### Brief
Pick out the lines in the listing below that contain the word "text" and copy them.

### Provided information
★ ★ ★
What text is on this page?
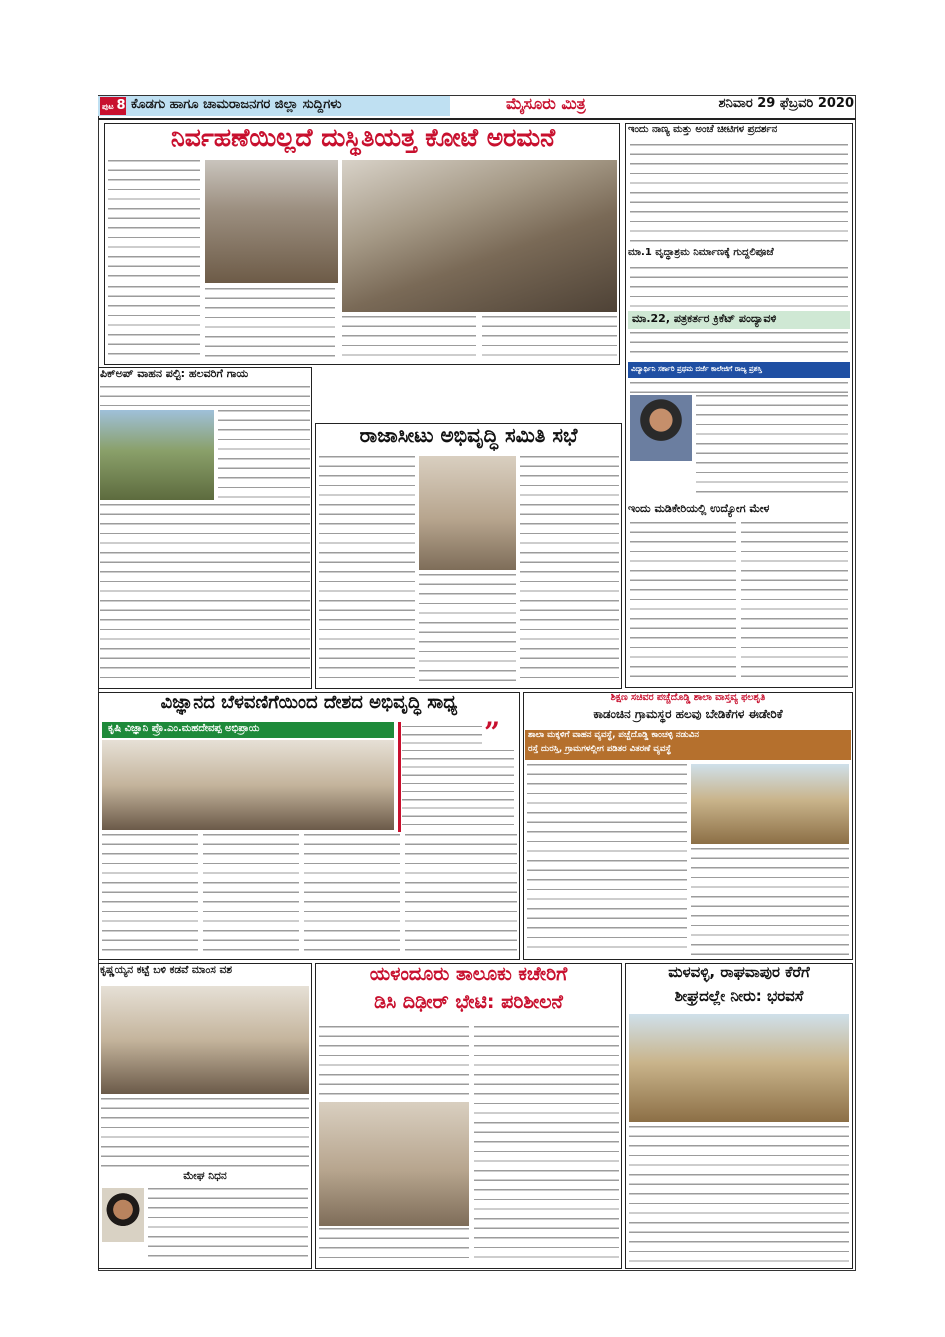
ಪುಟ 8 ಕೊಡಗು ಹಾಗೂ ಚಾಮರಾಜನಗರ ಜಿಲ್ಲಾ ಸುದ್ದಿಗಳು	ಮೈಸೂರು ಮಿತ್ರ	ಶನಿವಾರ 29 ಫೆಬ್ರವರಿ 2020
ನಿರ್ವಹಣೆಯಿಲ್ಲದೆ ದುಸ್ಥಿತಿಯತ್ತ ಕೋಟೆ ಅರಮನೆ	ಇಂದು ನಾಣ್ಯ ಮತ್ತು ಅಂಚೆ ಚೀಟಿಗಳ ಪ್ರದರ್ಶನ
ಮಾ.1 ವೃದ್ಧಾಶ್ರಮ ನಿರ್ಮಾಣಕ್ಕೆ ಗುದ್ದಲಿಪೂಜೆ
ಮಾ.22, ಪತ್ರಕರ್ತರ ಕ್ರಿಕೆಟ್ ಪಂದ್ಯಾವಳಿ
ವಿದ್ಯಾರ್ಥಿನಿ ಸರ್ಕಾರಿ ಪ್ರಥಮ ದರ್ಜೆ ಕಾಲೇಜಿಗೆ ರಾಜ್ಯ ಪ್ರಶಸ್ತಿ
ಇಂದು ಮಡಿಕೇರಿಯಲ್ಲಿ ಉದ್ಯೋಗ ಮೇಳ
ಪಿಕ್ಅಪ್ ವಾಹನ ಪಲ್ಟಿ: ಹಲವರಿಗೆ ಗಾಯ
ರಾಜಾಸೀಟು ಅಭಿವೃದ್ಧಿ ಸಮಿತಿ ಸಭೆ
ವಿಜ್ಞಾನದ ಬೆಳವಣಿಗೆಯಿಂದ ದೇಶದ ಅಭಿವೃದ್ಧಿ ಸಾಧ್ಯ
ಕೃಷಿ ವಿಜ್ಞಾನಿ ಪ್ರೊ.ಎಂ.ಮಹದೇವಪ್ಪ ಅಭಿಪ್ರಾಯ	”
ಶಿಕ್ಷಣ ಸಚಿವರ ಪಚ್ಚೆದೊಡ್ಡಿ ಶಾಲಾ ವಾಸ್ತವ್ಯ ಫಲಶೃತಿ
ಕಾಡಂಚಿನ ಗ್ರಾಮಸ್ಥರ ಹಲವು ಬೇಡಿಕೆಗಳ ಈಡೇರಿಕೆ
ಶಾಲಾ ಮಕ್ಕಳಿಗೆ ವಾಹನ ವ್ಯವಸ್ಥೆ, ಪಚ್ಚೆದೊಡ್ಡಿ ಕಾಂಚಳ್ಳಿ ನಡುವಿನ
ರಸ್ತೆ ದುರಸ್ತಿ, ಗ್ರಾಮಗಳಲ್ಲೀಗ ಪಡಿತರ ವಿತರಣೆ ವ್ಯವಸ್ಥೆ
ಕೃಷ್ಣಯ್ಯನ ಕಟ್ಟೆ ಬಳಿ ಕಡವೆ ಮಾಂಸ ವಶ
ಮೇಘ ನಿಧನ
ಯಳಂದೂರು ತಾಲೂಕು ಕಚೇರಿಗೆ
ಡಿಸಿ ದಿಢೀರ್ ಭೇಟಿ: ಪರಿಶೀಲನೆ
ಮಳವಳ್ಳಿ, ರಾಘವಾಪುರ ಕೆರೆಗೆ
ಶೀಘ್ರದಲ್ಲೇ ನೀರು: ಭರವಸೆ
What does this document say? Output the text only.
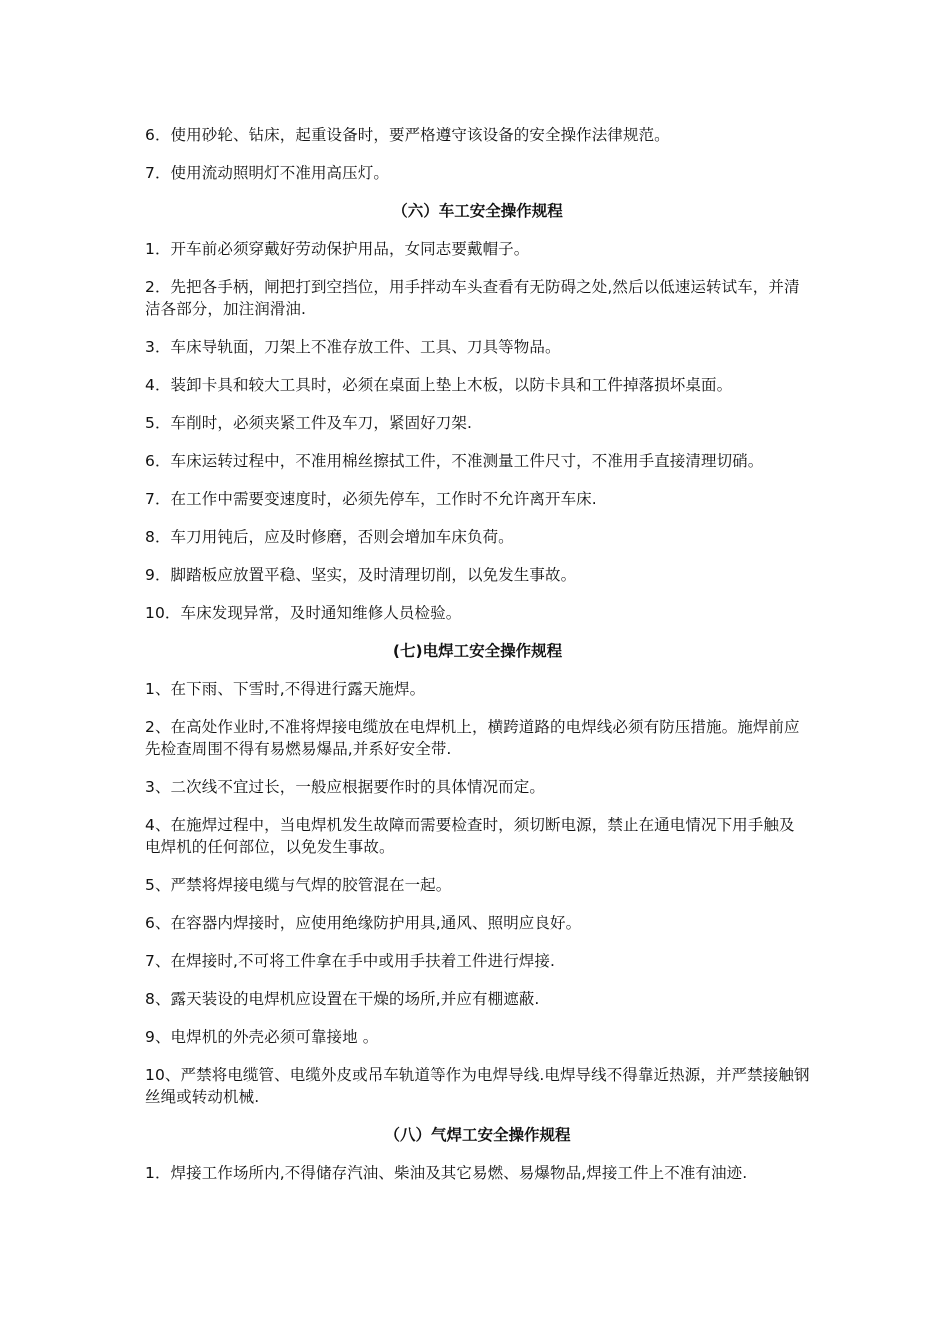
6．使用砂轮、钻床，起重设备时，要严格遵守该设备的安全操作法律规范。

7．使用流动照明灯不准用高压灯。

（六）车工安全操作规程

1．开车前必须穿戴好劳动保护用品，女同志要戴帽子。

2．先把各手柄，闸把打到空挡位，用手拌动车头查看有无防碍之处,然后以低速运转试车，并清洁各部分，加注润滑油.

3．车床导轨面，刀架上不准存放工件、工具、刀具等物品。

4．装卸卡具和较大工具时，必须在桌面上垫上木板，以防卡具和工件掉落损坏桌面。

5．车削时，必须夹紧工件及车刀，紧固好刀架.

6．车床运转过程中，不准用棉丝擦拭工件，不准测量工件尺寸，不准用手直接清理切硝。

7．在工作中需要变速度时，必须先停车，工作时不允许离开车床.

8．车刀用钝后，应及时修磨，否则会增加车床负荷。

9．脚踏板应放置平稳、坚实，及时清理切削，以免发生事故。

10．车床发现异常，及时通知维修人员检验。

(七)电焊工安全操作规程

1、在下雨、下雪时,不得进行露天施焊。

2、在高处作业时,不准将焊接电缆放在电焊机上，横跨道路的电焊线必须有防压措施。施焊前应先检查周围不得有易燃易爆品,并系好安全带.

3、二次线不宜过长，一般应根据要作时的具体情况而定。

4、在施焊过程中，当电焊机发生故障而需要检查时，须切断电源，禁止在通电情况下用手触及电焊机的任何部位，以免发生事故。

5、严禁将焊接电缆与气焊的胶管混在一起。

6、在容器内焊接时，应使用绝缘防护用具,通风、照明应良好。

7、在焊接时,不可将工件拿在手中或用手扶着工件进行焊接.

8、露天装设的电焊机应设置在干燥的场所,并应有棚遮蔽.

9、电焊机的外壳必须可靠接地 。

10、严禁将电缆管、电缆外皮或吊车轨道等作为电焊导线.电焊导线不得靠近热源，并严禁接触钢丝绳或转动机械.

（八）气焊工安全操作规程

1．焊接工作场所内,不得储存汽油、柴油及其它易燃、易爆物品,焊接工件上不准有油迹.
★ ★ ★
### Task response
What text is on this page?
What does this document say? Output the text only.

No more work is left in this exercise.